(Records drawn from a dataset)

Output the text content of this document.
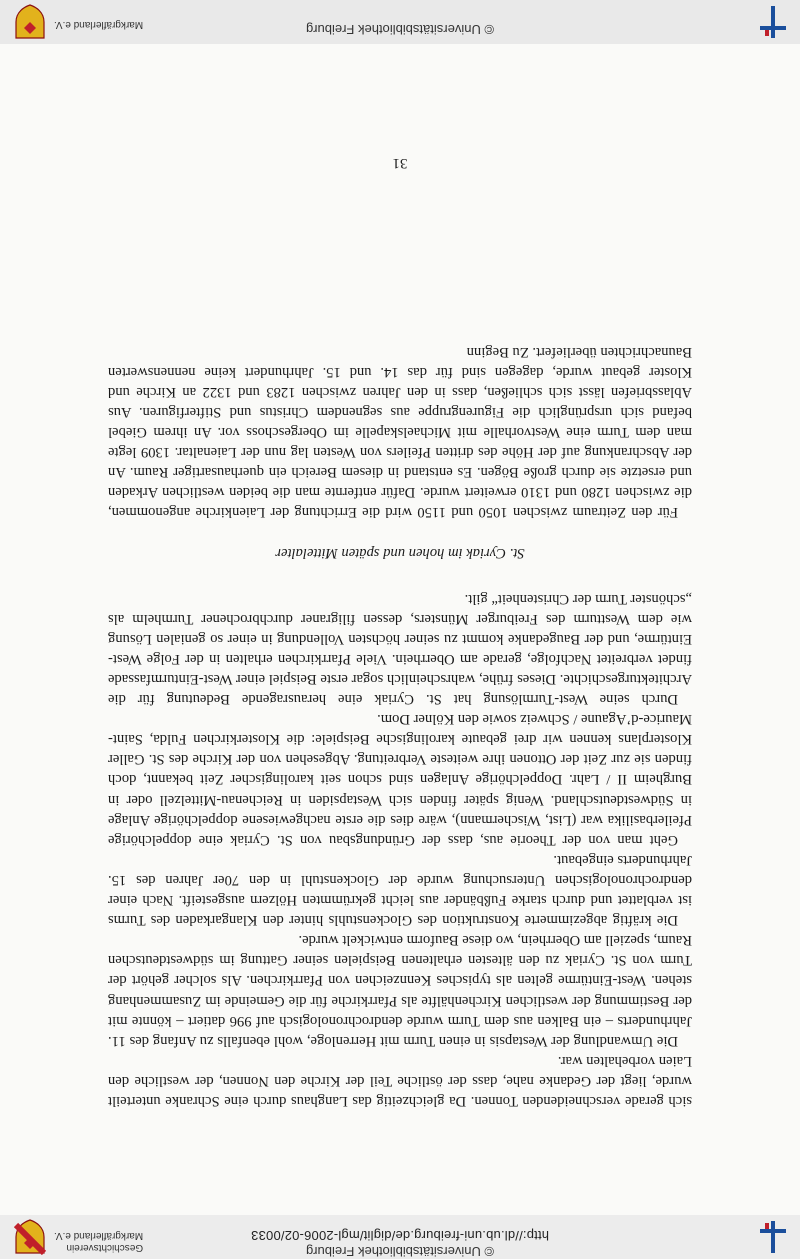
© Universitätsbibliothek Freiburg
http://dl.ub.uni-freiburg.de/diglit/mgl-2006-02/0033
Geschichtsverein
Markgräflerland e.V.

sich gerade verschneidenden Tonnen. Da gleichzeitig das Langhaus durch eine Schranke unterteilt wurde, liegt der Gedanke nahe, dass der östliche Teil der Kirche den Nonnen, der westliche den Laien vorbehalten war.

Die Umwandlung der Westapsis in einen Turm mit Herrenloge, wohl ebenfalls zu Anfang des 11. Jahrhunderts – ein Balken aus dem Turm wurde dendrochronologisch auf 996 datiert – könnte mit der Bestimmung der westlichen Kirchenhälfte als Pfarrkirche für die Gemeinde im Zusammenhang stehen. West-Eintürme gelten als typisches Kennzeichen von Pfarrkirchen. Als solcher gehört der Turm von St. Cyriak zu den ältesten erhaltenen Beispielen seiner Gattung im südwestdeutschen Raum, speziell am Oberrhein, wo diese Bauform entwickelt wurde.

Die kräftig abgezimmerte Konstruktion des Glockenstuhls hinter den Klangarkaden des Turms ist verblattet und durch starke Fußbänder aus leicht gekrümmten Hölzern ausgesteift. Nach einer dendrochronologischen Untersuchung wurde der Glockenstuhl in den 70er Jahren des 15. Jahrhunderts eingebaut.

Geht man von der Theorie aus, dass der Gründungsbau von St. Cyriak eine doppelchörige Pfeilerbasilika war (List, Wischermann), wäre dies die erste nachgewiesene doppelchörige Anlage in Südwestdeutschland. Wenig später finden sich Westapsiden in Reichenau-Mittelzell oder in Burgheim II / Lahr. Doppelchörige Anlagen sind schon seit karolingischer Zeit bekannt, doch finden sie zur Zeit der Ottonen ihre weiteste Verbreitung. Abgesehen von der Kirche des St. Galler Klosterplans kennen wir drei gebaute karolingische Beispiele: die Klosterkirchen Fulda, Saint-Maurice-d’Agaune / Schweiz sowie den Kölner Dom.

Durch seine West-Turmlösung hat St. Cyriak eine herausragende Bedeutung für die Architekturgeschichte. Dieses frühe, wahrscheinlich sogar erste Beispiel einer West-Einturmfassade findet verbreitet Nachfolge, gerade am Oberrhein. Viele Pfarrkirchen erhalten in der Folge West-Eintürme, und der Baugedanke kommt zu seiner höchsten Vollendung in einer so genialen Lösung wie dem Westturm des Freiburger Münsters, dessen filigraner durchbrochener Turmhelm als „schönster Turm der Christenheit“ gilt.

St. Cyriak im hohen und späten Mittelalter

Für den Zeitraum zwischen 1050 und 1150 wird die Errichtung der Laienkirche angenommen, die zwischen 1280 und 1310 erweitert wurde. Dafür entfernte man die beiden westlichen Arkaden und ersetzte sie durch große Bögen. Es entstand in diesem Bereich ein querhausartiger Raum. An der Abschrankung auf der Höhe des dritten Pfeilers von Westen lag nun der Laienaltar. 1309 legte man dem Turm eine Westvorhalle mit Michaelskapelle im Obergeschoss vor. An ihrem Giebel befand sich ursprünglich die Figurengruppe aus segnendem Christus und Stifterfiguren. Aus Ablassbriefen lässt sich schließen, dass in den Jahren zwischen 1283 und 1322 an Kirche und Kloster gebaut wurde, dagegen sind für das 14. und 15. Jahrhundert keine nennenswerten Baunachrichten überliefert. Zu Beginn

31
© Universitätsbibliothek Freiburg
Markgräflerland e.V.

Aim of the exercise ▸
All of the entries, apart from the pictures, must be returned exactly.

Response area ▸
Output the text content of this document.
© Universitätsbibliothek Freiburg
http://dl.ub.uni-freiburg.de/diglit/mgl-2006-02/0033
Geschichtsverein
Markgräflerland e.V.

sich gerade verschneidenden Tonnen. Da gleichzeitig das Langhaus durch eine Schranke unterteilt wurde, liegt der Gedanke nahe, dass der östliche Teil der Kirche den Nonnen, der westliche den Laien vorbehalten war.

Die Umwandlung der Westapsis in einen Turm mit Herrenloge, wohl ebenfalls zu Anfang des 11. Jahrhunderts – ein Balken aus dem Turm wurde dendrochronologisch auf 996 datiert – könnte mit der Bestimmung der westlichen Kirchenhälfte als Pfarrkirche für die Gemeinde im Zusammenhang stehen. West-Eintürme gelten als typisches Kennzeichen von Pfarrkirchen. Als solcher gehört der Turm von St. Cyriak zu den ältesten erhaltenen Beispielen seiner Gattung im südwestdeutschen Raum, speziell am Oberrhein, wo diese Bauform entwickelt wurde.

Die kräftig abgezimmerte Konstruktion des Glockenstuhls hinter den Klangarkaden des Turms ist verblattet und durch starke Fußbänder aus leicht gekrümmten Hölzern ausgesteift. Nach einer dendrochronologischen Untersuchung wurde der Glockenstuhl in den 70er Jahren des 15. Jahrhunderts eingebaut.

Geht man von der Theorie aus, dass der Gründungsbau von St. Cyriak eine doppelchörige Pfeilerbasilika war (List, Wischermann), wäre dies die erste nachgewiesene doppelchörige Anlage in Südwestdeutschland. Wenig später finden sich Westapsiden in Reichenau-Mittelzell oder in Burgheim II / Lahr. Doppelchörige Anlagen sind schon seit karolingischer Zeit bekannt, doch finden sie zur Zeit der Ottonen ihre weiteste Verbreitung. Abgesehen von der Kirche des St. Galler Klosterplans kennen wir drei gebaute karolingische Beispiele: die Klosterkirchen Fulda, Saint-Maurice-d’Agaune / Schweiz sowie den Kölner Dom.

Durch seine West-Turmlösung hat St. Cyriak eine herausragende Bedeutung für die Architekturgeschichte. Dieses frühe, wahrscheinlich sogar erste Beispiel einer West-Einturmfassade findet verbreitet Nachfolge, gerade am Oberrhein. Viele Pfarrkirchen erhalten in der Folge West-Eintürme, und der Baugedanke kommt zu seiner höchsten Vollendung in einer so genialen Lösung wie dem Westturm des Freiburger Münsters, dessen filigraner durchbrochener Turmhelm als „schönster Turm der Christenheit“ gilt.

St. Cyriak im hohen und späten Mittelalter

Für den Zeitraum zwischen 1050 und 1150 wird die Errichtung der Laienkirche angenommen, die zwischen 1280 und 1310 erweitert wurde. Dafür entfernte man die beiden westlichen Arkaden und ersetzte sie durch große Bögen. Es entstand in diesem Bereich ein querhausartiger Raum. An der Abschrankung auf der Höhe des dritten Pfeilers von Westen lag nun der Laienaltar. 1309 legte man dem Turm eine Westvorhalle mit Michaelskapelle im Obergeschoss vor. An ihrem Giebel befand sich ursprünglich die Figurengruppe aus segnendem Christus und Stifterfiguren. Aus Ablassbriefen lässt sich schließen, dass in den Jahren zwischen 1283 und 1322 an Kirche und Kloster gebaut wurde, dagegen sind für das 14. und 15. Jahrhundert keine nennenswerten Baunachrichten überliefert. Zu Beginn

31
© Universitätsbibliothek Freiburg
Markgräflerland e.V.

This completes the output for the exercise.